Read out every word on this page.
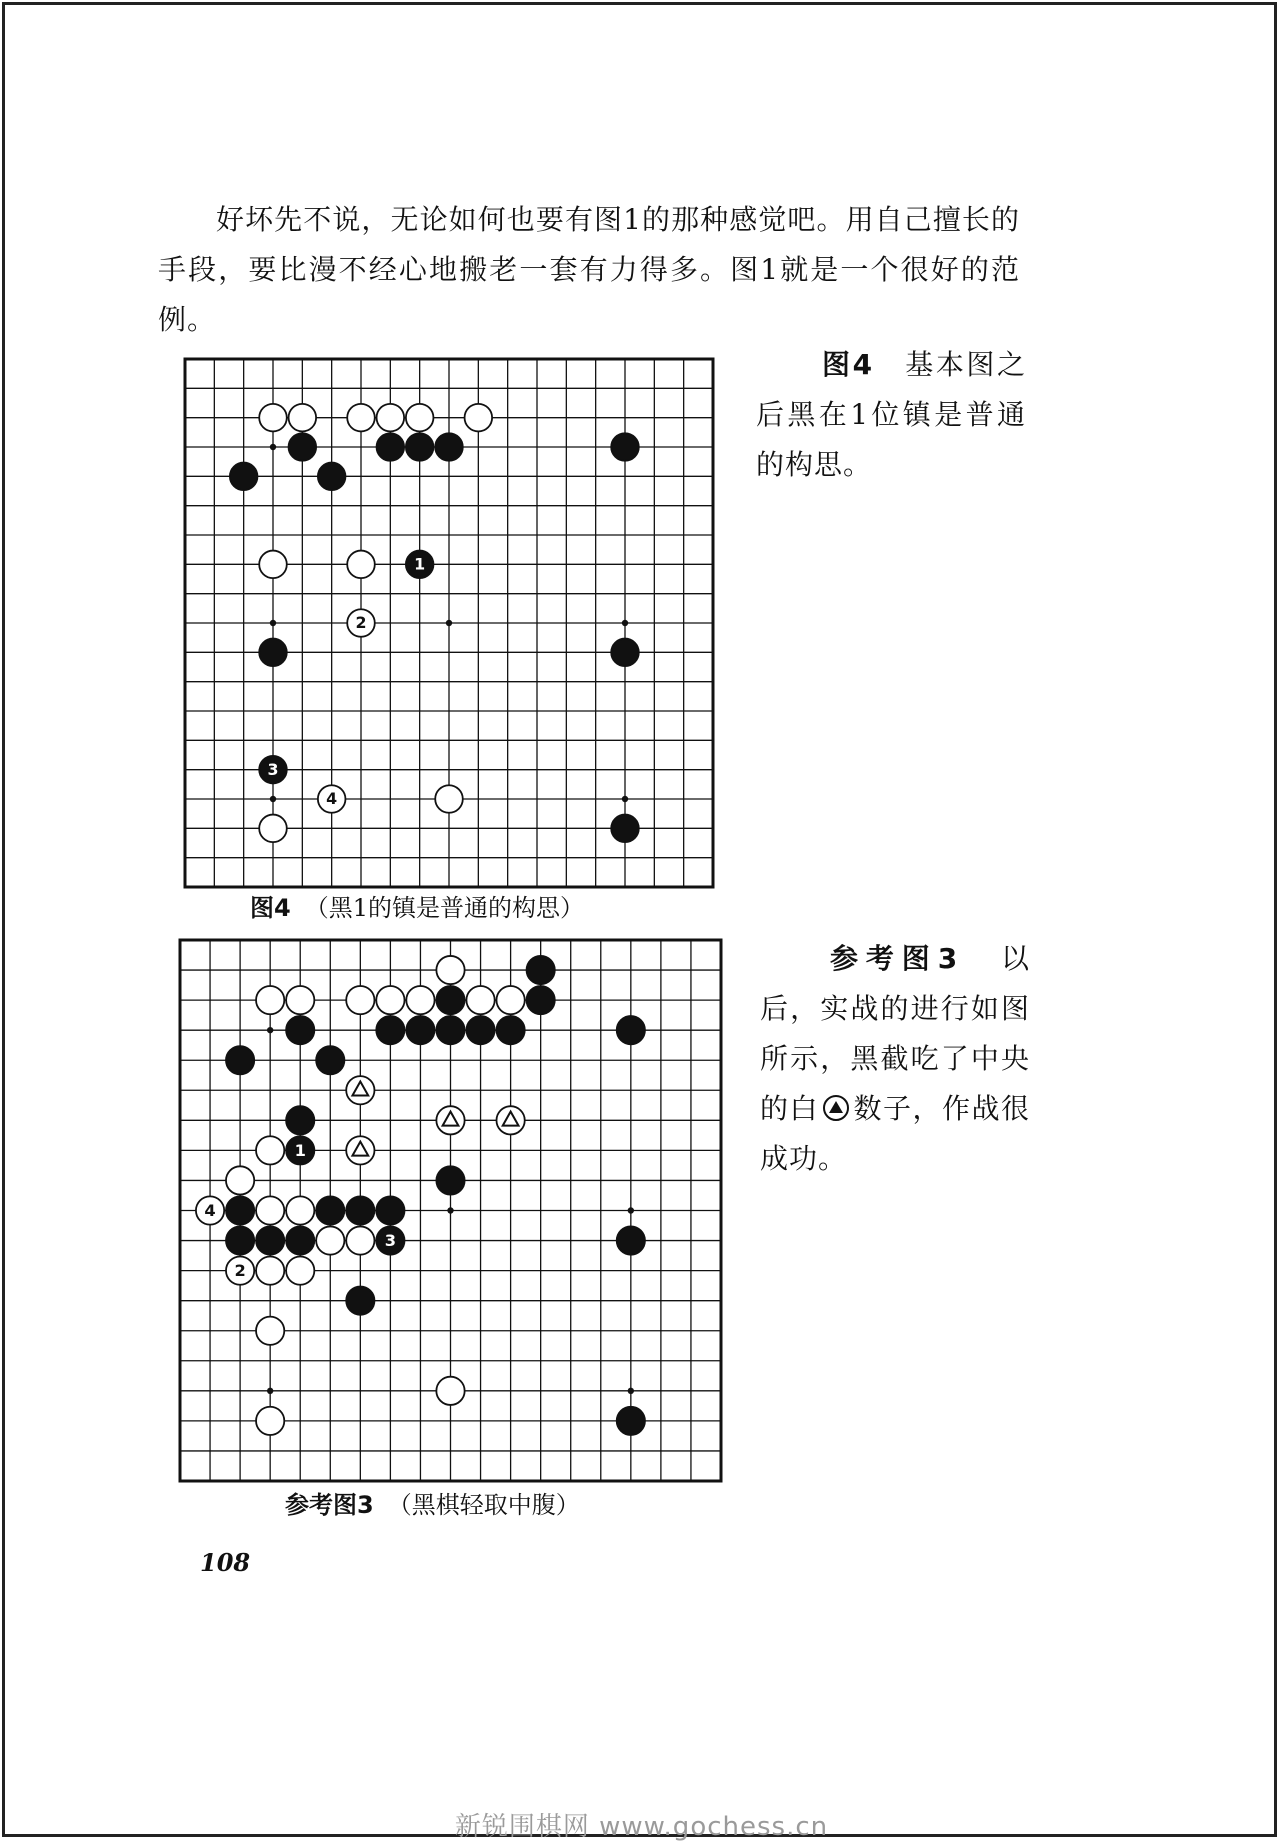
好坏先不说，无论如何也要有图1的那种感觉吧。用自己擅长的手段，要比漫不经心地搬老一套有力得多。图1就是一个很好的范例。

1
2
3
4

图4　 基本图之后黑在1位镇是普通的构思。

图4 （黑1的镇是普通的构思）
1
4
3
2

参考图3　 以后，实战的进行如图所示，黑截吃了中央的白 数子，作战很成功。

参考图3 （黑棋轻取中腹）
108
新锐围棋网 www.gochess.cn
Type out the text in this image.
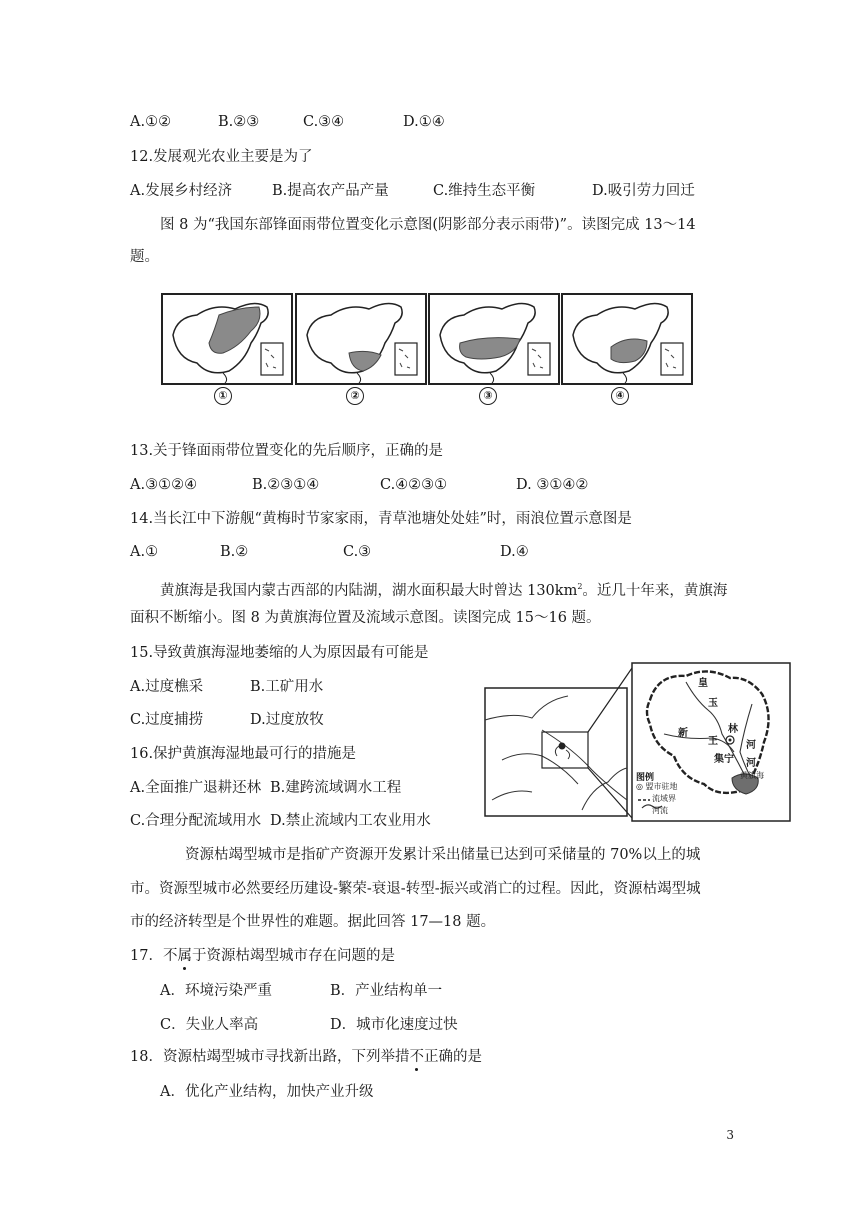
A.①②	B.②③	C.③④	D.①④
12.发展观光农业主要是为了
A.发展乡村经济	B.提高农产品产量	C.维持生态平衡	D.吸引劳力回迁
图 8 为“我国东部锋面雨带位置变化示意图(阴影部分表示雨带)”。读图完成 13～14
题。
①	②	③	④
13.关于锋面雨带位置变化的先后顺序，正确的是
A.③①②④	B.②③①④	C.④②③①	D. ③①④②
14.当长江中下游舰“黄梅时节家家雨，青草池塘处处娃”时，雨浪位置示意图是
A.①	B.②	C.③	D.④
黄旗海是我国内蒙古西部的内陆湖，湖水面积最大时曾达 $130km^2$。近几十年来，黄旗海
面积不断缩小。图 8 为黄旗海位置及流域示意图。读图完成 15～16 题。
15.导致黄旗海湿地萎缩的人为原因最有可能是
A.过度樵采	B.工矿用水
C.过度捕捞	D.过度放牧
16.保护黄旗海湿地最可行的措施是
A.全面推广退耕还林 B.建跨流域调水工程
C.合理分配流域用水 D.禁止流域内工农业用水
皇
玉
林
河
新
王
集宁 河
黄旗海
图例
◎ 盟市驻地
流域界
河流
资源枯竭型城市是指矿产资源开发累计采出储量已达到可采储量的 70%以上的城
市。资源型城市必然要经历建设-繁荣-衰退-转型-振兴或消亡的过程。因此，资源枯竭型城
市的经济转型是个世界性的难题。据此回答 17—18 题。
17．不属于资源枯竭型城市存在问题的是
A．环境污染严重	B．产业结构单一
C．失业人率高	D．城市化速度过快
18．资源枯竭型城市寻找新出路，下列举措不正确的是
A．优化产业结构，加快产业升级
3
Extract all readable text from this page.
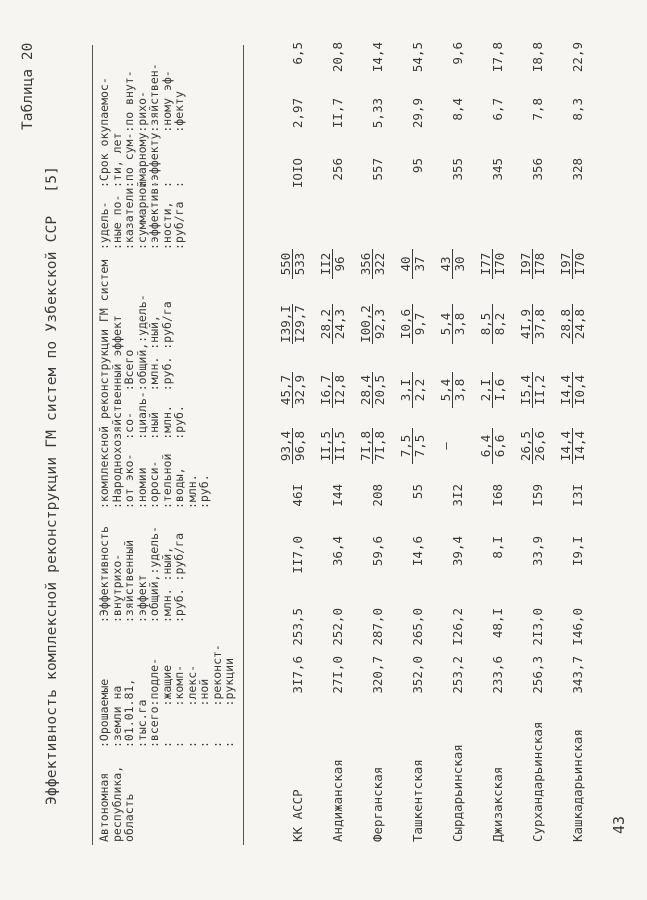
Эффективность комплексной реконструкции ГМ систем по Узбекской ССР [5]
Таблица 20
Автономная
республика,
область
:Орошаемые
:земли на
:01.01.81,
:тыс.га
:всего:подле-
:     :жащие
:     :комп-
:     :лекс-
:     :ной
:     :реконст-
:     :рукции
:Эффективность
:внутрихо-
:зяйственный
:эффект
:общий,:удель-
:млн. :ный,
:руб. :руб/га
:комплексной реконструкции ГМ систем
:Народнохозяйственный эффект
:от эко-  :со-   :Всего
:номии    :циаль-:общий,:удель-
:ороси-   :ный   :млн. :ный,
:тельной  :млн.  :руб. :руб/га
:воды,    :руб.
:млн.
:руб.
:удель-
:ные по-
:казатели
:суммарной
:эффектив-
:ности,
:руб/га
:Срок окупаемос-
:ти, лет
:по сум-:по внут-
:марному:рихо-
:эффекту:зяйствен-
:       :ному эф-
:       :фекту
КК АССР
3I7,6
253,5
II7,0
46I
IOIO
2,97
6,5
93,4 96,8
45,7 32,9
I39,I I29,7
550 533
Андижанская
27I,0
252,0
36,4
I44
256
II,7
20,8
II,5 II,5
I6,7 I2,8
28,2 24,3
II2 96
Ферганская
320,7
287,0
59,6
208
557
5,33
I4,4
7I,8 7I,8
28,4 20,5
I00,2 92,3
356 322
Ташкентская
352,0
265,0
I4,6
55
95
29,9
54,5
7,5 7,5
3,I 2,2
I0,6 9,7
40 37
Сырдарьинская
253,2
I26,2
39,4
3I2
355
8,4
9,6
–
5,4 3,8
5,4 3,8
43 30
Джизакская
233,6
48,I
8,I
I68
345
6,7
I7,8
6,4 6,6
2,I I,6
8,5 8,2
I77 I70
Сурхандарьинская
256,3
2I3,0
33,9
I59
356
7,8
I8,8
26,5 26,6
I5,4 II,2
4I,9 37,8
I97 I78
Кашкадарьинская
343,7
I46,0
I9,I
I3I
328
8,3
22,9
I4,4 I4,4
I4,4 I0,4
28,8 24,8
I97 I70
43
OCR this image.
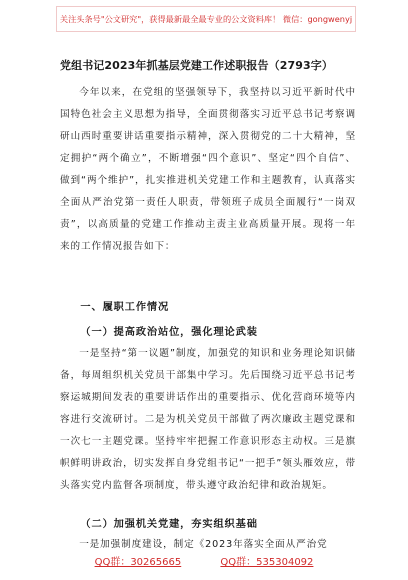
关注头条号"公文研究"，获得最新最全最专业的公文资料库！ 微信：gongwenyj
党组书记2023年抓基层党建工作述职报告（2793字）
今年以来，在党组的坚强领导下，我坚持以习近平新时代中国特色社会主义思想为指导，全面贯彻落实习近平总书记考察调研山西时重要讲话重要指示精神，深入贯彻党的二十大精神，坚定拥护“两个确立”，不断增强“四个意识”、坚定“四个自信”、做到“两个维护”，扎实推进机关党建工作和主题教育，认真落实全面从严治党第一责任人职责，带领班子成员全面履行“一岗双责”，以高质量的党建工作推动主责主业高质量开展。现将一年来的工作情况报告如下：
一、履职工作情况
（一）提高政治站位，强化理论武装
一是坚持“第一议题”制度，加强党的知识和业务理论知识储备，每周组织机关党员干部集中学习。先后围绕习近平总书记考察运城期间发表的重要讲话作出的重要指示、优化营商环境等内容进行交流研讨。二是为机关党员干部做了两次廉政主题党课和一次七一主题党课。坚持牢牢把握工作意识形态主动权。三是旗帜鲜明讲政治，切实发挥自身党组书记“一把手”领头雁效应，带头落实党内监督各项制度，带头遵守政治纪律和政治规矩。
（二）加强机关党建，夯实组织基础
一是加强制度建设，制定《2023年落实全面从严治党
QQ群：30265665	QQ群：535304092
----------------------------------------
Your task is to pick out every line with the string "общий" and copy it.

▶ **Written response**:
:общий,:удель-
:номии    :циаль-:общий,:удель-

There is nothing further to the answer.